Can the data below be echoed back word for word?

*****

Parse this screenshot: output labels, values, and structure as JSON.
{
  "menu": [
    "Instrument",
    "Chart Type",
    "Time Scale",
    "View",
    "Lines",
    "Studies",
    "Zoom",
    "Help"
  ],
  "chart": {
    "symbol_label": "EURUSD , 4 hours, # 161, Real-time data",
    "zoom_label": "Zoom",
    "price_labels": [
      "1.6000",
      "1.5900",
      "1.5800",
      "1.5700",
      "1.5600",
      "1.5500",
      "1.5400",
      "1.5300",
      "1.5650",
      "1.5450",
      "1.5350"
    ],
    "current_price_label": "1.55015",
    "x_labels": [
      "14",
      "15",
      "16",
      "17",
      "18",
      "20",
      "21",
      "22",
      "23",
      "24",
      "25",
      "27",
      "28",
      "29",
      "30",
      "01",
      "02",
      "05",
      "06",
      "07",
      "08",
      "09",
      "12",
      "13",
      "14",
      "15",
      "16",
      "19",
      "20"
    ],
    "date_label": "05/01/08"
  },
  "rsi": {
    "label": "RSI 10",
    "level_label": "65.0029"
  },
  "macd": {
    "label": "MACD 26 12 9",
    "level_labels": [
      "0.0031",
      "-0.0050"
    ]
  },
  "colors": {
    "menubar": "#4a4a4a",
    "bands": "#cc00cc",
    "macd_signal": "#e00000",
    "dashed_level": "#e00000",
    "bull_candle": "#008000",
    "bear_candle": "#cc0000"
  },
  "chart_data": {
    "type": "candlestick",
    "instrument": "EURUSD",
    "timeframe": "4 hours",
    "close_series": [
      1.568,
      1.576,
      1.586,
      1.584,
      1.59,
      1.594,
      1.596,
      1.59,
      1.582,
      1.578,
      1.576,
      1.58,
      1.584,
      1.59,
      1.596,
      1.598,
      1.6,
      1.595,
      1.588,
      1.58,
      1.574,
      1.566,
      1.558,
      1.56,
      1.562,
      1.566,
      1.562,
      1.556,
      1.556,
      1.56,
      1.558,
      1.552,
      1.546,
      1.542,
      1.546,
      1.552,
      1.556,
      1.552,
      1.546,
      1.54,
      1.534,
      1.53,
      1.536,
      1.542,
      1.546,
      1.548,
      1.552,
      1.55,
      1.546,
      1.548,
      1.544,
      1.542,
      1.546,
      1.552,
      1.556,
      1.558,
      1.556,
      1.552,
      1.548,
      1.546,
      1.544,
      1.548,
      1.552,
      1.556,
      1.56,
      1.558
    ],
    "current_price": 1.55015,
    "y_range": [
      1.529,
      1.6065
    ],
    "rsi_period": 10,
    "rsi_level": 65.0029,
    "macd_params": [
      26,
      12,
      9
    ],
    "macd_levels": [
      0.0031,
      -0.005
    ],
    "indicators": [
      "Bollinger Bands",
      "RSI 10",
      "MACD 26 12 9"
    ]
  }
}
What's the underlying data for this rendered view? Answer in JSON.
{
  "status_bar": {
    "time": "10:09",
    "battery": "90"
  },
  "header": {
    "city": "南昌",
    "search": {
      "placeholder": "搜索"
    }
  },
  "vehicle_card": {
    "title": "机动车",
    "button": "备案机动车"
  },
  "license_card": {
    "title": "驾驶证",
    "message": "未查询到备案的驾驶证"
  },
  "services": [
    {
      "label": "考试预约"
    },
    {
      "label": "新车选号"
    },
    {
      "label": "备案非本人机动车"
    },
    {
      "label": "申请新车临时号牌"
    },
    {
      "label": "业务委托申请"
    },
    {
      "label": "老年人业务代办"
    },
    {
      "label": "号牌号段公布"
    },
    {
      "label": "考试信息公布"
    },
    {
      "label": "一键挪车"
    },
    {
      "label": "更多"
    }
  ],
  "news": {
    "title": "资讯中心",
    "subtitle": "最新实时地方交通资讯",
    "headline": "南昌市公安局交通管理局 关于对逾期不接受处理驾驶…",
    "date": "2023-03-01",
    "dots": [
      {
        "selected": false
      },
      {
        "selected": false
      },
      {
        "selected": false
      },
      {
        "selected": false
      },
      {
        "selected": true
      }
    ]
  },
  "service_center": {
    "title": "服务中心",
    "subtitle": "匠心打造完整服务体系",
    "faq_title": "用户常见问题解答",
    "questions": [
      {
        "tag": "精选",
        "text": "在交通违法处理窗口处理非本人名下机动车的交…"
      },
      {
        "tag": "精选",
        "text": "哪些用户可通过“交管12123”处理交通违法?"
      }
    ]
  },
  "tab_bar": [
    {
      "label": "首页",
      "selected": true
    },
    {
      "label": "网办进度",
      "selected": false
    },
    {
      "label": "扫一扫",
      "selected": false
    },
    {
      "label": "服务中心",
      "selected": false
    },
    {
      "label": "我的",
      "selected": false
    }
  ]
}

*****

**Problem solution**
Parse this screenshot: output labels, values, and structure as JSON.
{
  "menu": [
    "Instrument",
    "Chart Type",
    "Time Scale",
    "View",
    "Lines",
    "Studies",
    "Zoom",
    "Help"
  ],
  "chart": {
    "symbol_label": "EURUSD , 4 hours, # 161, Real-time data",
    "zoom_label": "Zoom",
    "price_labels": [
      "1.6000",
      "1.5900",
      "1.5800",
      "1.5700",
      "1.5600",
      "1.5500",
      "1.5400",
      "1.5300",
      "1.5650",
      "1.5450",
      "1.5350"
    ],
    "current_price_label": "1.55015",
    "x_labels": [
      "14",
      "15",
      "16",
      "17",
      "18",
      "20",
      "21",
      "22",
      "23",
      "24",
      "25",
      "27",
      "28",
      "29",
      "30",
      "01",
      "02",
      "05",
      "06",
      "07",
      "08",
      "09",
      "12",
      "13",
      "14",
      "15",
      "16",
      "19",
      "20"
    ],
    "date_label": "05/01/08"
  },
  "rsi": {
    "label": "RSI 10",
    "level_label": "65.0029"
  },
  "macd": {
    "label": "MACD 26 12 9",
    "level_labels": [
      "0.0031",
      "-0.0050"
    ]
  },
  "colors": {
    "menubar": "#4a4a4a",
    "bands": "#cc00cc",
    "macd_signal": "#e00000",
    "dashed_level": "#e00000",
    "bull_candle": "#008000",
    "bear_candle": "#cc0000"
  },
  "chart_data": {
    "type": "candlestick",
    "instrument": "EURUSD",
    "timeframe": "4 hours",
    "close_series": [
      1.568,
      1.576,
      1.586,
      1.584,
      1.59,
      1.594,
      1.596,
      1.59,
      1.582,
      1.578,
      1.576,
      1.58,
      1.584,
      1.59,
      1.596,
      1.598,
      1.6,
      1.595,
      1.588,
      1.58,
      1.574,
      1.566,
      1.558,
      1.56,
      1.562,
      1.566,
      1.562,
      1.556,
      1.556,
      1.56,
      1.558,
      1.552,
      1.546,
      1.542,
      1.546,
      1.552,
      1.556,
      1.552,
      1.546,
      1.54,
      1.534,
      1.53,
      1.536,
      1.542,
      1.546,
      1.548,
      1.552,
      1.55,
      1.546,
      1.548,
      1.544,
      1.542,
      1.546,
      1.552,
      1.556,
      1.558,
      1.556,
      1.552,
      1.548,
      1.546,
      1.544,
      1.548,
      1.552,
      1.556,
      1.56,
      1.558
    ],
    "current_price": 1.55015,
    "y_range": [
      1.529,
      1.6065
    ],
    "rsi_period": 10,
    "rsi_level": 65.0029,
    "macd_params": [
      26,
      12,
      9
    ],
    "macd_levels": [
      0.0031,
      -0.005
    ],
    "indicators": [
      "Bollinger Bands",
      "RSI 10",
      "MACD 26 12 9"
    ]
  }
}
What's the underlying data for this rendered view? Answer in JSON.
{
  "status_bar": {
    "time": "10:09",
    "battery": "90"
  },
  "header": {
    "city": "南昌",
    "search": {
      "placeholder": "搜索"
    }
  },
  "vehicle_card": {
    "title": "机动车",
    "button": "备案机动车"
  },
  "license_card": {
    "title": "驾驶证",
    "message": "未查询到备案的驾驶证"
  },
  "services": [
    {
      "label": "考试预约"
    },
    {
      "label": "新车选号"
    },
    {
      "label": "备案非本人机动车"
    },
    {
      "label": "申请新车临时号牌"
    },
    {
      "label": "业务委托申请"
    },
    {
      "label": "老年人业务代办"
    },
    {
      "label": "号牌号段公布"
    },
    {
      "label": "考试信息公布"
    },
    {
      "label": "一键挪车"
    },
    {
      "label": "更多"
    }
  ],
  "news": {
    "title": "资讯中心",
    "subtitle": "最新实时地方交通资讯",
    "headline": "南昌市公安局交通管理局 关于对逾期不接受处理驾驶…",
    "date": "2023-03-01",
    "dots": [
      {
        "selected": false
      },
      {
        "selected": false
      },
      {
        "selected": false
      },
      {
        "selected": false
      },
      {
        "selected": true
      }
    ]
  },
  "service_center": {
    "title": "服务中心",
    "subtitle": "匠心打造完整服务体系",
    "faq_title": "用户常见问题解答",
    "questions": [
      {
        "tag": "精选",
        "text": "在交通违法处理窗口处理非本人名下机动车的交…"
      },
      {
        "tag": "精选",
        "text": "哪些用户可通过“交管12123”处理交通违法?"
      }
    ]
  },
  "tab_bar": [
    {
      "label": "首页",
      "selected": true
    },
    {
      "label": "网办进度",
      "selected": false
    },
    {
      "label": "扫一扫",
      "selected": false
    },
    {
      "label": "服务中心",
      "selected": false
    },
    {
      "label": "我的",
      "selected": false
    }
  ]
}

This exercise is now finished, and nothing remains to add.